= Data shown =

····················

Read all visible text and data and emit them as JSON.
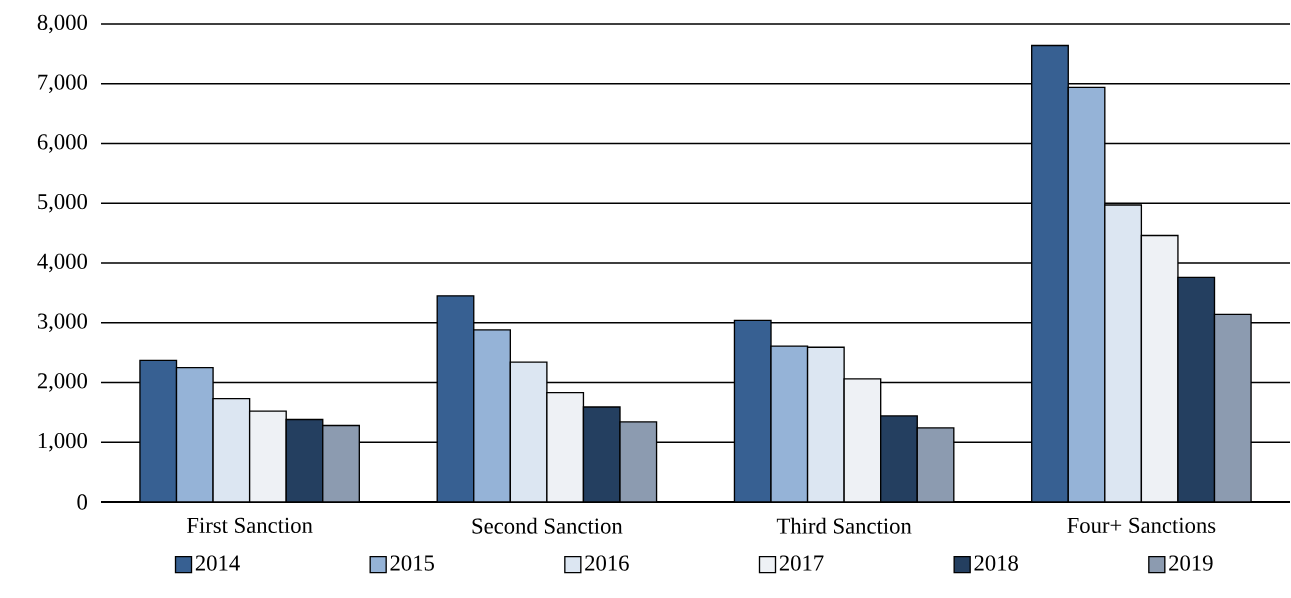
{
  "chart_data": {
    "type": "bar",
    "categories": [
      "First Sanction",
      "Second Sanction",
      "Third Sanction",
      "Four+ Sanctions"
    ],
    "series": [
      {
        "name": "2014",
        "color": "#376092",
        "values": [
          2370,
          3450,
          3040,
          7640
        ]
      },
      {
        "name": "2015",
        "color": "#95b3d7",
        "values": [
          2250,
          2880,
          2610,
          6940
        ]
      },
      {
        "name": "2016",
        "color": "#dce6f2",
        "values": [
          1730,
          2340,
          2590,
          4970
        ]
      },
      {
        "name": "2017",
        "color": "#eef1f5",
        "values": [
          1520,
          1830,
          2060,
          4460
        ]
      },
      {
        "name": "2018",
        "color": "#243f60",
        "values": [
          1380,
          1590,
          1440,
          3760
        ]
      },
      {
        "name": "2019",
        "color": "#8c9bb0",
        "values": [
          1280,
          1340,
          1240,
          3140
        ]
      }
    ],
    "ylim": [
      0,
      8000
    ],
    "yticks": [
      0,
      {
        "value": 1000,
        "label": "1,000"
      },
      {
        "value": 2000,
        "label": "2,000"
      },
      {
        "value": 3000,
        "label": "3,000"
      },
      {
        "value": 4000,
        "label": "4,000"
      },
      {
        "value": 5000,
        "label": "5,000"
      },
      {
        "value": 6000,
        "label": "6,000"
      },
      {
        "value": 7000,
        "label": "7,000"
      },
      {
        "value": 8000,
        "label": "8,000"
      }
    ],
    "grid": "y",
    "legend": "bottom"
  }
}
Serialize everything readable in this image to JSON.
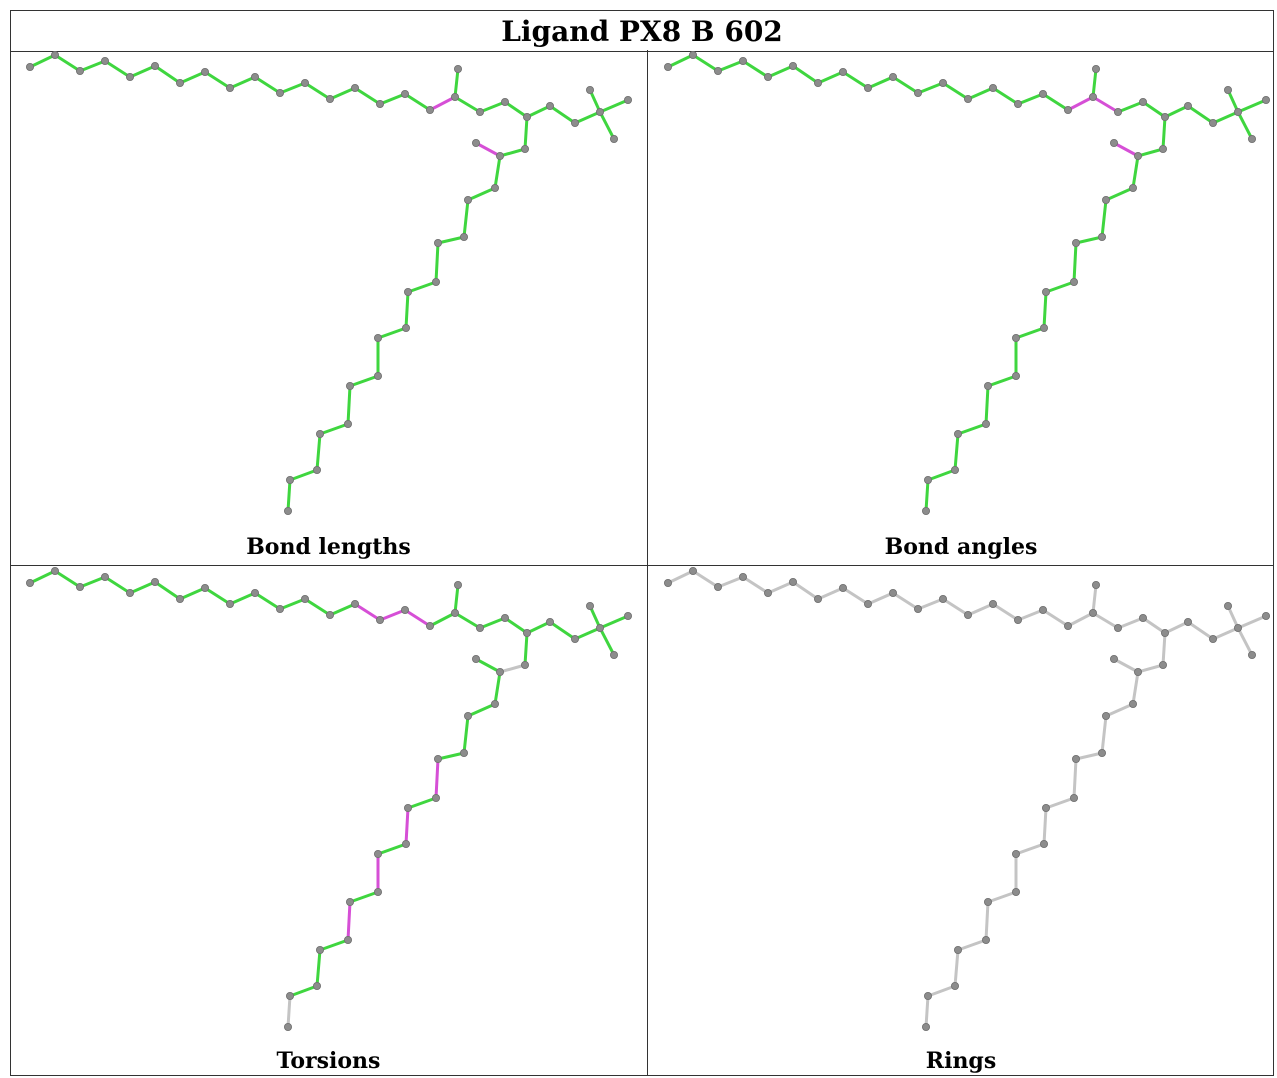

····················

= Set problem =
Leave every image out, and retype the material exactly.

= Output of the exercise =
Read all visible text and data and emit them as JSON.
{
  "chart_data": {
    "type": "bar",
    "categories": [
      "First Sanction",
      "Second Sanction",
      "Third Sanction",
      "Four+ Sanctions"
    ],
    "series": [
      {
        "name": "2014",
        "color": "#376092",
        "values": [
          2370,
          3450,
          3040,
          7640
        ]
      },
      {
        "name": "2015",
        "color": "#95b3d7",
        "values": [
          2250,
          2880,
          2610,
          6940
        ]
      },
      {
        "name": "2016",
        "color": "#dce6f2",
        "values": [
          1730,
          2340,
          2590,
          4970
        ]
      },
      {
        "name": "2017",
        "color": "#eef1f5",
        "values": [
          1520,
          1830,
          2060,
          4460
        ]
      },
      {
        "name": "2018",
        "color": "#243f60",
        "values": [
          1380,
          1590,
          1440,
          3760
        ]
      },
      {
        "name": "2019",
        "color": "#8c9bb0",
        "values": [
          1280,
          1340,
          1240,
          3140
        ]
      }
    ],
    "ylim": [
      0,
      8000
    ],
    "yticks": [
      0,
      {
        "value": 1000,
        "label": "1,000"
      },
      {
        "value": 2000,
        "label": "2,000"
      },
      {
        "value": 3000,
        "label": "3,000"
      },
      {
        "value": 4000,
        "label": "4,000"
      },
      {
        "value": 5000,
        "label": "5,000"
      },
      {
        "value": 6000,
        "label": "6,000"
      },
      {
        "value": 7000,
        "label": "7,000"
      },
      {
        "value": 8000,
        "label": "8,000"
      }
    ],
    "grid": "y",
    "legend": "bottom"
  }
}
Serialize everything readable in this image to JSON.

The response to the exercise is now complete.